--- START Records for the task ---
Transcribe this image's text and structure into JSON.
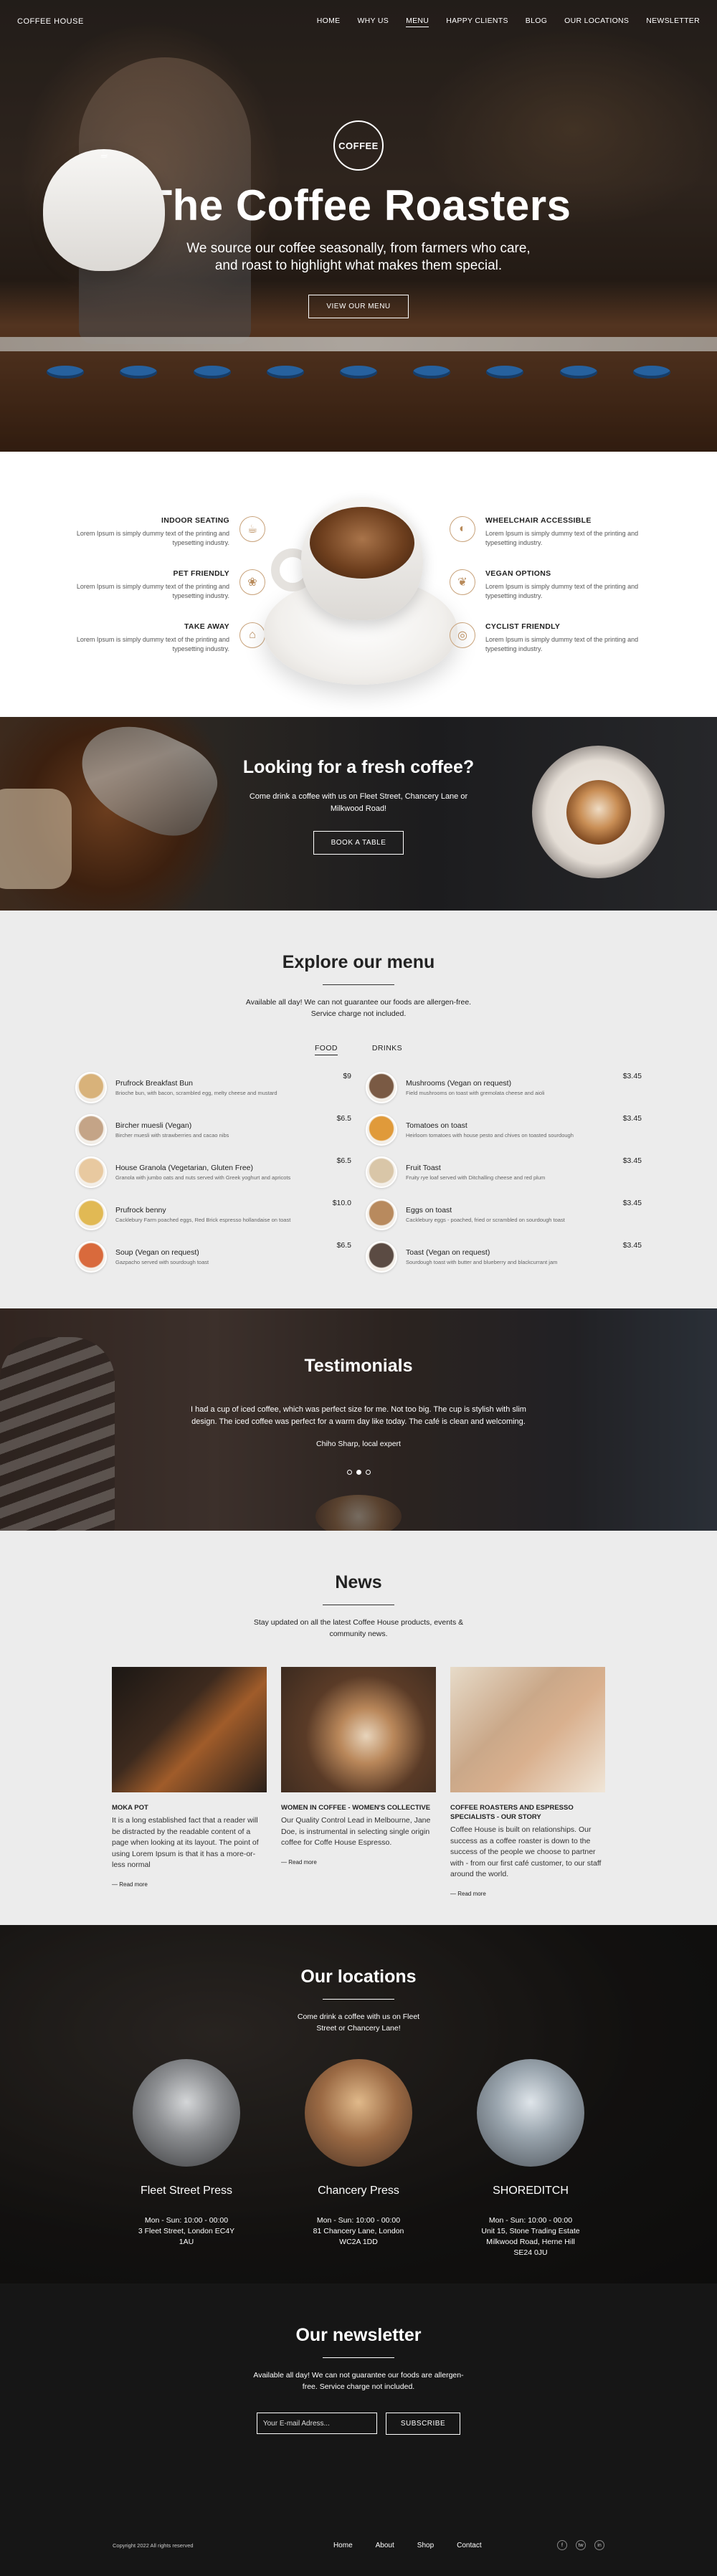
{
  "nav": {
    "brand": "COFFEE HOUSE",
    "items": [
      "HOME",
      "WHY US",
      "MENU",
      "HAPPY CLIENTS",
      "BLOG",
      "OUR LOCATIONS",
      "NEWSLETTER"
    ],
    "active": "MENU"
  },
  "hero": {
    "logo_text": "COFFEE",
    "title": "The Coffee Roasters",
    "subtitle": "We source our coffee seasonally, from farmers who care, and roast to highlight what makes them special.",
    "button": "VIEW OUR MENU"
  },
  "features": {
    "left": [
      {
        "title": "INDOOR SEATING",
        "desc": "Lorem Ipsum is simply dummy text of the printing and typesetting industry.",
        "icon": "coffee-cup-icon"
      },
      {
        "title": "PET FRIENDLY",
        "desc": "Lorem Ipsum is simply dummy text of the printing and typesetting industry.",
        "icon": "paw-icon"
      },
      {
        "title": "TAKE AWAY",
        "desc": "Lorem Ipsum is simply dummy text of the printing and typesetting industry.",
        "icon": "takeaway-cup-icon"
      }
    ],
    "right": [
      {
        "title": "WHEELCHAIR ACCESSIBLE",
        "desc": "Lorem Ipsum is simply dummy text of the printing and typesetting industry.",
        "icon": "coffee-bean-icon"
      },
      {
        "title": "VEGAN OPTIONS",
        "desc": "Lorem Ipsum is simply dummy text of the printing and typesetting industry.",
        "icon": "leaf-icon"
      },
      {
        "title": "CYCLIST FRIENDLY",
        "desc": "Lorem Ipsum is simply dummy text of the printing and typesetting industry.",
        "icon": "cup-saucer-icon"
      }
    ]
  },
  "fresh": {
    "title": "Looking for a fresh coffee?",
    "text": "Come drink a coffee with us on Fleet Street, Chancery Lane or Milkwood Road!",
    "button": "BOOK A TABLE"
  },
  "menu": {
    "title": "Explore our menu",
    "subtitle": "Available all day! We can not guarantee our foods are allergen-free. Service charge not included.",
    "tabs": [
      "FOOD",
      "DRINKS"
    ],
    "active_tab": "FOOD",
    "left": [
      {
        "name": "Prufrock Breakfast Bun",
        "desc": "Brioche bun, with bacon, scrambled egg, melty cheese and mustard",
        "price": "$9",
        "color": "#d8b27a"
      },
      {
        "name": "Bircher muesli (Vegan)",
        "desc": "Bircher muesli with strawberries and cacao nibs",
        "price": "$6.5",
        "color": "#c4a487"
      },
      {
        "name": "House Granola (Vegetarian, Gluten Free)",
        "desc": "Granola with jumbo oats and nuts served with Greek yoghurt and apricots",
        "price": "$6.5",
        "color": "#e8c9a0"
      },
      {
        "name": "Prufrock benny",
        "desc": "Cacklebury Farm poached eggs, Red Brick espresso hollandaise on toast",
        "price": "$10.0",
        "color": "#e1b954"
      },
      {
        "name": "Soup (Vegan on request)",
        "desc": "Gazpacho served with sourdough toast",
        "price": "$6.5",
        "color": "#d96a3c"
      }
    ],
    "right": [
      {
        "name": "Mushrooms (Vegan on request)",
        "desc": "Field mushrooms on toast with gremolata cheese and aioli",
        "price": "$3.45",
        "color": "#7a5a44"
      },
      {
        "name": "Tomatoes on toast",
        "desc": "Heirloom tomatoes with house pesto and chives on toasted sourdough",
        "price": "$3.45",
        "color": "#e09a3a"
      },
      {
        "name": "Fruit Toast",
        "desc": "Fruity rye loaf served with Ditchalling cheese and red plum",
        "price": "$3.45",
        "color": "#d9c6a8"
      },
      {
        "name": "Eggs on toast",
        "desc": "Cacklebury eggs - poached, fried or scrambled on sourdough toast",
        "price": "$3.45",
        "color": "#b88a5e"
      },
      {
        "name": "Toast (Vegan on request)",
        "desc": "Sourdough toast with butter and blueberry and blackcurrant jam",
        "price": "$3.45",
        "color": "#5b4b43"
      }
    ]
  },
  "testimonials": {
    "title": "Testimonials",
    "quote": "I had a cup of iced coffee, which was perfect size for me. Not too big. The cup is stylish with slim design. The iced coffee was perfect for a warm day like today. The café is clean and welcoming.",
    "author": "Chiho Sharp, local expert"
  },
  "news": {
    "title": "News",
    "subtitle": "Stay updated on all the latest Coffee House products, events & community news.",
    "cards": [
      {
        "title": "MOKA POT",
        "desc": "It is a long established fact that a reader will be distracted by the readable content of a page when looking at its layout. The point of using Lorem Ipsum is that it has a more-or-less normal",
        "more": "— Read more"
      },
      {
        "title": "WOMEN IN COFFEE - WOMEN'S COLLECTIVE",
        "desc": "Our Quality Control Lead in Melbourne, Jane Doe, is instrumental in selecting single origin coffee for Coffe House Espresso.",
        "more": "— Read more"
      },
      {
        "title": "COFFEE ROASTERS AND ESPRESSO SPECIALISTS - OUR STORY",
        "desc": "Coffee House is built on relationships. Our success as a coffee roaster is down to the success of the people we choose to partner with - from our first café customer, to our staff around the world.",
        "more": "— Read more"
      }
    ]
  },
  "locations": {
    "title": "Our locations",
    "subtitle": "Come drink a coffee with us on Fleet Street or Chancery Lane!",
    "items": [
      {
        "name": "Fleet Street Press",
        "hours": "Mon - Sun: 10:00 - 00:00",
        "address": "3 Fleet Street, London EC4Y 1AU"
      },
      {
        "name": "Chancery Press",
        "hours": "Mon - Sun: 10:00 - 00:00",
        "address": "81 Chancery Lane, London WC2A 1DD"
      },
      {
        "name": "SHOREDITCH",
        "hours": "Mon - Sun: 10:00 - 00:00",
        "address": "Unit 15, Stone Trading Estate Milkwood Road, Herne Hill SE24 0JU"
      }
    ]
  },
  "newsletter": {
    "title": "Our newsletter",
    "subtitle": "Available all day! We can not guarantee our foods are allergen-free. Service charge not included.",
    "input_placeholder": "Your E-mail Adress...",
    "button": "SUBSCRIBE"
  },
  "footer": {
    "copyright": "Copyright 2022 All rights reserved",
    "links": [
      "Home",
      "About",
      "Shop",
      "Contact"
    ],
    "social": [
      "f",
      "tw",
      "in"
    ]
  }
}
--- END Records for the task ---
What is required
In the lines above, find each one with "scrambled" and list it.

Response below
        "desc": "Brioche bun, with bacon, scrambled egg, melty cheese and mustard",
        "desc": "Cacklebury eggs - poached, fried or scrambled on sourdough toast",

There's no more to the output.